# start of Provided data

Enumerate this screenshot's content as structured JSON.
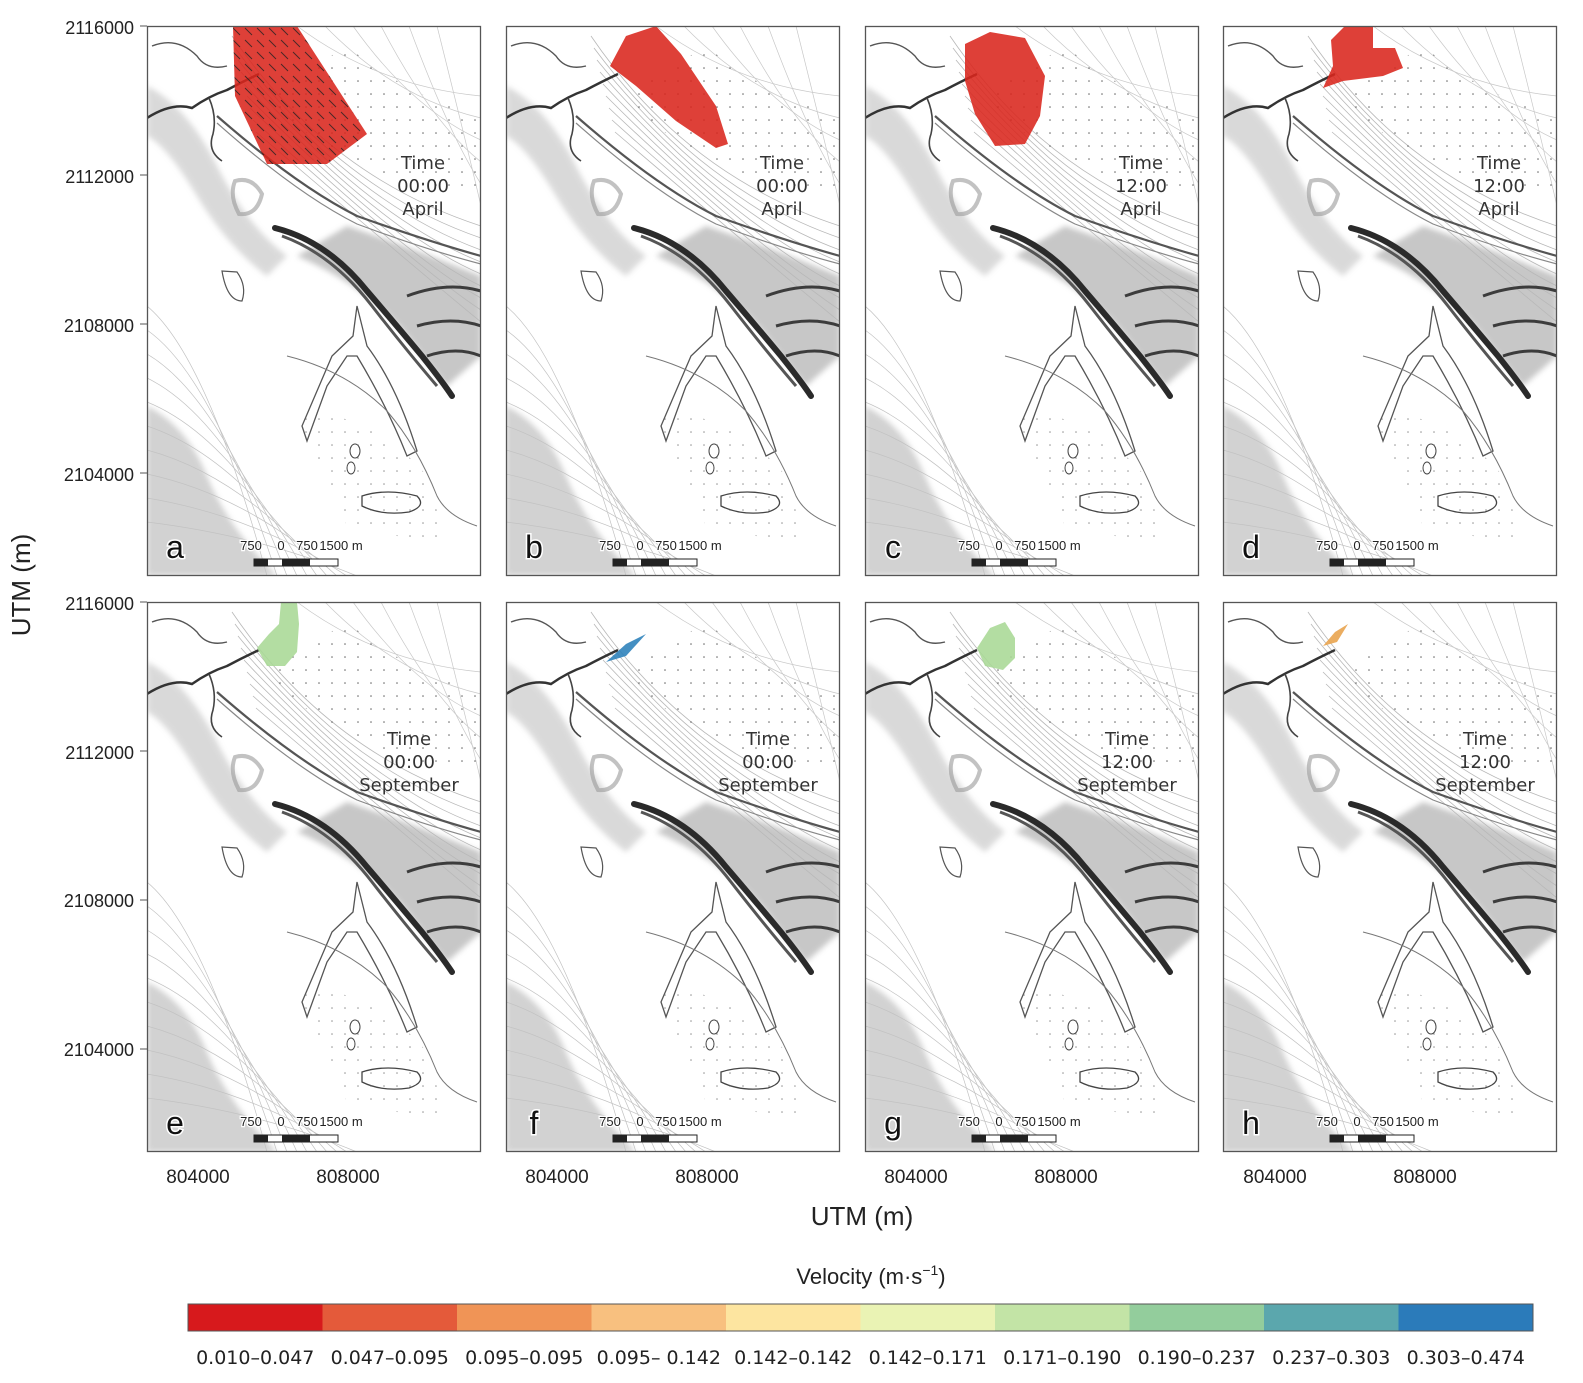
{
  "y_axis": {
    "label": "UTM (m)",
    "ticks": [
      "2116000",
      "2112000",
      "2108000",
      "2104000"
    ]
  },
  "x_axis": {
    "label": "UTM (m)",
    "ticks": [
      "804000",
      "808000"
    ]
  },
  "time_label": "Time",
  "panels": [
    {
      "letter": "a",
      "time": "00:00",
      "month": "April",
      "plume_color": "#d9261c"
    },
    {
      "letter": "b",
      "time": "00:00",
      "month": "April",
      "plume_color": "#d9261c"
    },
    {
      "letter": "c",
      "time": "12:00",
      "month": "April",
      "plume_color": "#d9261c"
    },
    {
      "letter": "d",
      "time": "12:00",
      "month": "April",
      "plume_color": "#d9261c"
    },
    {
      "letter": "e",
      "time": "00:00",
      "month": "September",
      "plume_color": "#a8d895"
    },
    {
      "letter": "f",
      "time": "00:00",
      "month": "September",
      "plume_color": "#2a7fba"
    },
    {
      "letter": "g",
      "time": "12:00",
      "month": "September",
      "plume_color": "#a8d895"
    },
    {
      "letter": "h",
      "time": "12:00",
      "month": "September",
      "plume_color": "#e8a24a"
    }
  ],
  "scale_bar": {
    "labels": [
      "750",
      "0",
      "750",
      "1500 m"
    ]
  },
  "legend": {
    "title": "Velocity (m·s",
    "title_sup": "−1",
    "title_end": ")",
    "bins": [
      {
        "label": "0.010–0.047",
        "color": "#d7191c"
      },
      {
        "label": "0.047–0.095",
        "color": "#e45a3a"
      },
      {
        "label": "0.095–0.095",
        "color": "#f09456"
      },
      {
        "label": "0.095– 0.142",
        "color": "#f8c07f"
      },
      {
        "label": "0.142–0.142",
        "color": "#fde5a0"
      },
      {
        "label": "0.142–0.171",
        "color": "#eaf3b4"
      },
      {
        "label": "0.171–0.190",
        "color": "#c3e4a6"
      },
      {
        "label": "0.190–0.237",
        "color": "#93cd9c"
      },
      {
        "label": "0.237–0.303",
        "color": "#5ba7ad"
      },
      {
        "label": "0.303–0.474",
        "color": "#2b7bba"
      }
    ]
  }
}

# end of Provided data

## [The request]
Look through the entries above. Extract each line with the word "letter".

## [Solution for this exercise]
      "letter": "a",
      "letter": "b",
      "letter": "c",
      "letter": "d",
      "letter": "e",
      "letter": "f",
      "letter": "g",
      "letter": "h",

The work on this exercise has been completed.